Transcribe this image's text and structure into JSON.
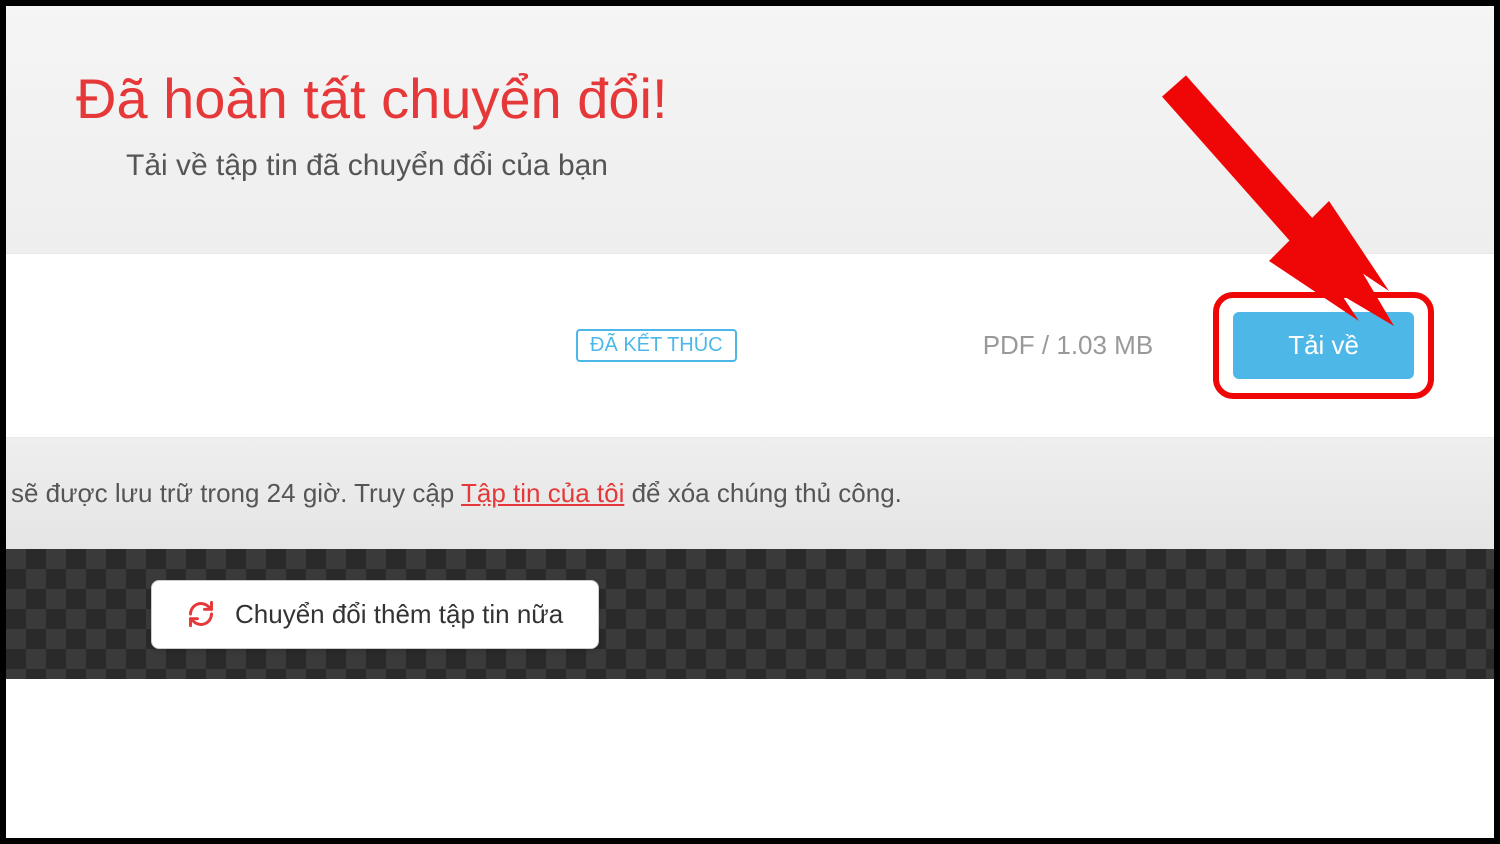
{
  "header": {
    "title": "Đã hoàn tất chuyển đổi!",
    "subtitle": "Tải về tập tin đã chuyển đổi của bạn"
  },
  "file": {
    "status_label": "ĐÃ KẾT THÚC",
    "file_info": "PDF / 1.03 MB",
    "download_label": "Tải về"
  },
  "storage": {
    "prefix": "sẽ được lưu trữ trong 24 giờ. Truy cập ",
    "link_text": "Tập tin của tôi",
    "suffix": " để xóa chúng thủ công."
  },
  "footer": {
    "convert_more_label": "Chuyển đổi thêm tập tin nữa"
  },
  "colors": {
    "accent_red": "#e63838",
    "accent_blue": "#4db8e8",
    "highlight_red": "#ef0707"
  }
}
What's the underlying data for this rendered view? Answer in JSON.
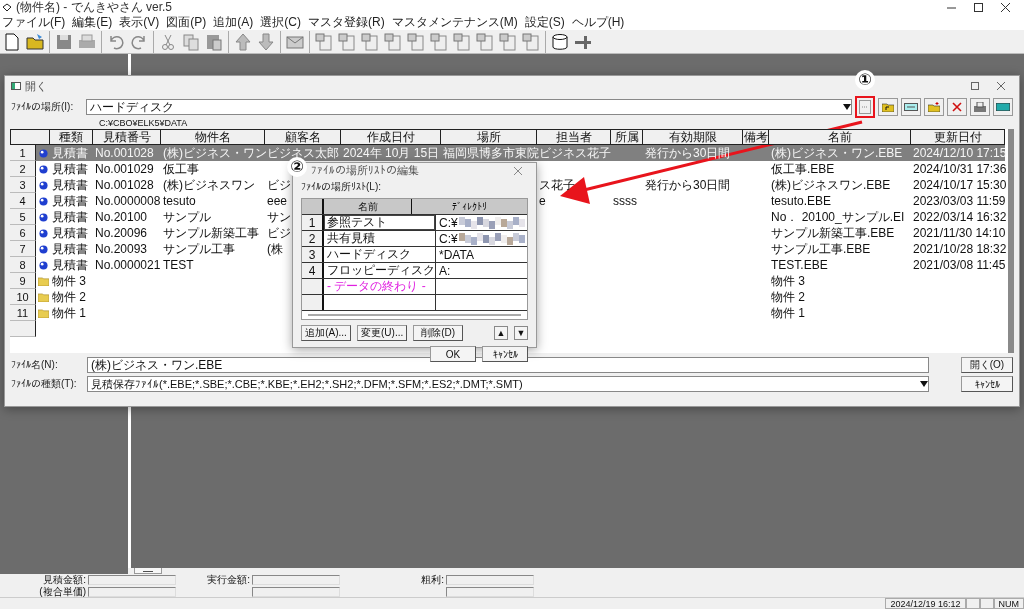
{
  "window": {
    "title": "(物件名) - でんきやさん ver.5"
  },
  "menu": [
    "ファイル(F)",
    "編集(E)",
    "表示(V)",
    "図面(P)",
    "追加(A)",
    "選択(C)",
    "マスタ登録(R)",
    "マスタメンテナンス(M)",
    "設定(S)",
    "ヘルプ(H)"
  ],
  "open_dialog": {
    "title": "開く",
    "location_label": "ﾌｧｲﾙの場所(I):",
    "location": "ハードディスク",
    "path": "C:¥CBO¥ELK5¥DATA",
    "columns": [
      "種類",
      "見積番号",
      "物件名",
      "顧客名",
      "作成日付",
      "場所",
      "担当者",
      "所属",
      "有効期限",
      "備考",
      "名前",
      "更新日付"
    ],
    "rows": [
      {
        "no": "1",
        "kind": "estimate",
        "selected": true,
        "type": "見積書",
        "number": "No.001028",
        "project": "(株)ビジネス・ワン",
        "customer": "ビジネス太郎",
        "created": "2024年 10月 15日",
        "place": "福岡県博多市東院",
        "staff": "ビジネス花子",
        "valid": "発行から30日間",
        "file": "(株)ビジネス・ワン.EBE",
        "updated": "2024/12/10 17:15"
      },
      {
        "no": "2",
        "kind": "estimate",
        "selected": false,
        "type": "見積書",
        "number": "No.001029",
        "project": "仮工事",
        "file": "仮工事.EBE",
        "updated": "2024/10/31 17:36"
      },
      {
        "no": "3",
        "kind": "estimate",
        "selected": false,
        "type": "見積書",
        "number": "No.001028",
        "project": "(株)ビジネスワン",
        "customer": "ビジ",
        "staff": "ス花子",
        "valid": "発行から30日間",
        "file": "(株)ビジネスワン.EBE",
        "updated": "2024/10/17 15:30"
      },
      {
        "no": "4",
        "kind": "estimate",
        "selected": false,
        "type": "見積書",
        "number": "No.0000008",
        "project": "tesuto",
        "customer": "eee",
        "staff": "e",
        "dept": "ssss",
        "file": "tesuto.EBE",
        "updated": "2023/03/03 11:59"
      },
      {
        "no": "5",
        "kind": "estimate",
        "selected": false,
        "type": "見積書",
        "number": "No.20100",
        "project": "サンプル",
        "customer": "サン",
        "file": "No． 20100_サンプル.EI",
        "updated": "2022/03/14 16:32"
      },
      {
        "no": "6",
        "kind": "estimate",
        "selected": false,
        "type": "見積書",
        "number": "No.20096",
        "project": "サンプル新築工事",
        "customer": "ビジ",
        "file": "サンプル新築工事.EBE",
        "updated": "2021/11/30 14:10"
      },
      {
        "no": "7",
        "kind": "estimate",
        "selected": false,
        "type": "見積書",
        "number": "No.20093",
        "project": "サンプル工事",
        "customer": "(株",
        "file": "サンプル工事.EBE",
        "updated": "2021/10/28 18:32"
      },
      {
        "no": "8",
        "kind": "estimate",
        "selected": false,
        "type": "見積書",
        "number": "No.0000021",
        "project": "TEST",
        "file": "TEST.EBE",
        "updated": "2021/03/08 11:45"
      },
      {
        "no": "9",
        "kind": "folder",
        "selected": false,
        "type": "物件 3",
        "file": "物件 3"
      },
      {
        "no": "10",
        "kind": "folder",
        "selected": false,
        "type": "物件 2",
        "file": "物件 2"
      },
      {
        "no": "11",
        "kind": "folder",
        "selected": false,
        "type": "物件 1",
        "file": "物件 1"
      }
    ],
    "filename_label": "ﾌｧｲﾙ名(N):",
    "filename": "(株)ビジネス・ワン.EBE",
    "filetype_label": "ﾌｧｲﾙの種類(T):",
    "filetype": "見積保存ﾌｧｲﾙ(*.EBE;*.SBE;*.CBE;*.KBE;*.EH2;*.SH2;*.DFM;*.SFM;*.ES2;*.DMT;*.SMT)",
    "open_button": "開く(O)",
    "cancel_button": "ｷｬﾝｾﾙ"
  },
  "location_dialog": {
    "title": "ﾌｧｲﾙの場所ﾘｽﾄの編集",
    "list_label": "ﾌｧｲﾙの場所ﾘｽﾄ(L):",
    "columns": [
      "名前",
      "ﾃﾞｨﾚｸﾄﾘ"
    ],
    "rows": [
      {
        "kind": "entry",
        "no": "1",
        "name": "参照テスト",
        "directory": "C:¥",
        "redacted": true,
        "selected": true
      },
      {
        "kind": "entry",
        "no": "2",
        "name": "共有見積",
        "directory": "C:¥",
        "redacted": true,
        "selected": false
      },
      {
        "kind": "entry",
        "no": "3",
        "name": "ハードディスク",
        "directory": "*DATA",
        "redacted": false,
        "selected": false
      },
      {
        "kind": "entry",
        "no": "4",
        "name": "フロッピーディスク",
        "directory": "A:",
        "redacted": false,
        "selected": false
      },
      {
        "kind": "end",
        "name": "- データの終わり -"
      }
    ],
    "buttons": [
      "追加(A)...",
      "変更(U)...",
      "削除(D)"
    ],
    "up": "▲",
    "down": "▼",
    "ok": "OK",
    "cancel": "ｷｬﾝｾﾙ"
  },
  "markers": [
    "①",
    "②"
  ],
  "bottom": {
    "tab": "—",
    "fields": [
      "見積金額:",
      "実行金額:",
      "粗利:"
    ],
    "second_label": "(複合単価)"
  },
  "status_bar": [
    "2024/12/19 16:12",
    "NUM"
  ]
}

■ Directions
Without the pictures, print the whole listing exactly as given.

■ The solution
Transcribe this image's text and structure into JSON.
{
  "header": {
    "title": "Đã hoàn tất chuyển đổi!",
    "subtitle": "Tải về tập tin đã chuyển đổi của bạn"
  },
  "file": {
    "status_label": "ĐÃ KẾT THÚC",
    "file_info": "PDF / 1.03 MB",
    "download_label": "Tải về"
  },
  "storage": {
    "prefix": "sẽ được lưu trữ trong 24 giờ. Truy cập ",
    "link_text": "Tập tin của tôi",
    "suffix": " để xóa chúng thủ công."
  },
  "footer": {
    "convert_more_label": "Chuyển đổi thêm tập tin nữa"
  },
  "colors": {
    "accent_red": "#e63838",
    "accent_blue": "#4db8e8",
    "highlight_red": "#ef0707"
  }
}
What's the underlying data for this rendered view? Answer in JSON.
{
  "window": {
    "title": "(物件名) - でんきやさん ver.5"
  },
  "menu": [
    "ファイル(F)",
    "編集(E)",
    "表示(V)",
    "図面(P)",
    "追加(A)",
    "選択(C)",
    "マスタ登録(R)",
    "マスタメンテナンス(M)",
    "設定(S)",
    "ヘルプ(H)"
  ],
  "open_dialog": {
    "title": "開く",
    "location_label": "ﾌｧｲﾙの場所(I):",
    "location": "ハードディスク",
    "path": "C:¥CBO¥ELK5¥DATA",
    "columns": [
      "種類",
      "見積番号",
      "物件名",
      "顧客名",
      "作成日付",
      "場所",
      "担当者",
      "所属",
      "有効期限",
      "備考",
      "名前",
      "更新日付"
    ],
    "rows": [
      {
        "no": "1",
        "kind": "estimate",
        "selected": true,
        "type": "見積書",
        "number": "No.001028",
        "project": "(株)ビジネス・ワン",
        "customer": "ビジネス太郎",
        "created": "2024年 10月 15日",
        "place": "福岡県博多市東院",
        "staff": "ビジネス花子",
        "valid": "発行から30日間",
        "file": "(株)ビジネス・ワン.EBE",
        "updated": "2024/12/10 17:15"
      },
      {
        "no": "2",
        "kind": "estimate",
        "selected": false,
        "type": "見積書",
        "number": "No.001029",
        "project": "仮工事",
        "file": "仮工事.EBE",
        "updated": "2024/10/31 17:36"
      },
      {
        "no": "3",
        "kind": "estimate",
        "selected": false,
        "type": "見積書",
        "number": "No.001028",
        "project": "(株)ビジネスワン",
        "customer": "ビジ",
        "staff": "ス花子",
        "valid": "発行から30日間",
        "file": "(株)ビジネスワン.EBE",
        "updated": "2024/10/17 15:30"
      },
      {
        "no": "4",
        "kind": "estimate",
        "selected": false,
        "type": "見積書",
        "number": "No.0000008",
        "project": "tesuto",
        "customer": "eee",
        "staff": "e",
        "dept": "ssss",
        "file": "tesuto.EBE",
        "updated": "2023/03/03 11:59"
      },
      {
        "no": "5",
        "kind": "estimate",
        "selected": false,
        "type": "見積書",
        "number": "No.20100",
        "project": "サンプル",
        "customer": "サン",
        "file": "No． 20100_サンプル.EI",
        "updated": "2022/03/14 16:32"
      },
      {
        "no": "6",
        "kind": "estimate",
        "selected": false,
        "type": "見積書",
        "number": "No.20096",
        "project": "サンプル新築工事",
        "customer": "ビジ",
        "file": "サンプル新築工事.EBE",
        "updated": "2021/11/30 14:10"
      },
      {
        "no": "7",
        "kind": "estimate",
        "selected": false,
        "type": "見積書",
        "number": "No.20093",
        "project": "サンプル工事",
        "customer": "(株",
        "file": "サンプル工事.EBE",
        "updated": "2021/10/28 18:32"
      },
      {
        "no": "8",
        "kind": "estimate",
        "selected": false,
        "type": "見積書",
        "number": "No.0000021",
        "project": "TEST",
        "file": "TEST.EBE",
        "updated": "2021/03/08 11:45"
      },
      {
        "no": "9",
        "kind": "folder",
        "selected": false,
        "type": "物件 3",
        "file": "物件 3"
      },
      {
        "no": "10",
        "kind": "folder",
        "selected": false,
        "type": "物件 2",
        "file": "物件 2"
      },
      {
        "no": "11",
        "kind": "folder",
        "selected": false,
        "type": "物件 1",
        "file": "物件 1"
      }
    ],
    "filename_label": "ﾌｧｲﾙ名(N):",
    "filename": "(株)ビジネス・ワン.EBE",
    "filetype_label": "ﾌｧｲﾙの種類(T):",
    "filetype": "見積保存ﾌｧｲﾙ(*.EBE;*.SBE;*.CBE;*.KBE;*.EH2;*.SH2;*.DFM;*.SFM;*.ES2;*.DMT;*.SMT)",
    "open_button": "開く(O)",
    "cancel_button": "ｷｬﾝｾﾙ"
  },
  "location_dialog": {
    "title": "ﾌｧｲﾙの場所ﾘｽﾄの編集",
    "list_label": "ﾌｧｲﾙの場所ﾘｽﾄ(L):",
    "columns": [
      "名前",
      "ﾃﾞｨﾚｸﾄﾘ"
    ],
    "rows": [
      {
        "kind": "entry",
        "no": "1",
        "name": "参照テスト",
        "directory": "C:¥",
        "redacted": true,
        "selected": true
      },
      {
        "kind": "entry",
        "no": "2",
        "name": "共有見積",
        "directory": "C:¥",
        "redacted": true,
        "selected": false
      },
      {
        "kind": "entry",
        "no": "3",
        "name": "ハードディスク",
        "directory": "*DATA",
        "redacted": false,
        "selected": false
      },
      {
        "kind": "entry",
        "no": "4",
        "name": "フロッピーディスク",
        "directory": "A:",
        "redacted": false,
        "selected": false
      },
      {
        "kind": "end",
        "name": "- データの終わり -"
      }
    ],
    "buttons": [
      "追加(A)...",
      "変更(U)...",
      "削除(D)"
    ],
    "up": "▲",
    "down": "▼",
    "ok": "OK",
    "cancel": "ｷｬﾝｾﾙ"
  },
  "markers": [
    "①",
    "②"
  ],
  "bottom": {
    "tab": "—",
    "fields": [
      "見積金額:",
      "実行金額:",
      "粗利:"
    ],
    "second_label": "(複合単価)"
  },
  "status_bar": [
    "2024/12/19 16:12",
    "NUM"
  ]
}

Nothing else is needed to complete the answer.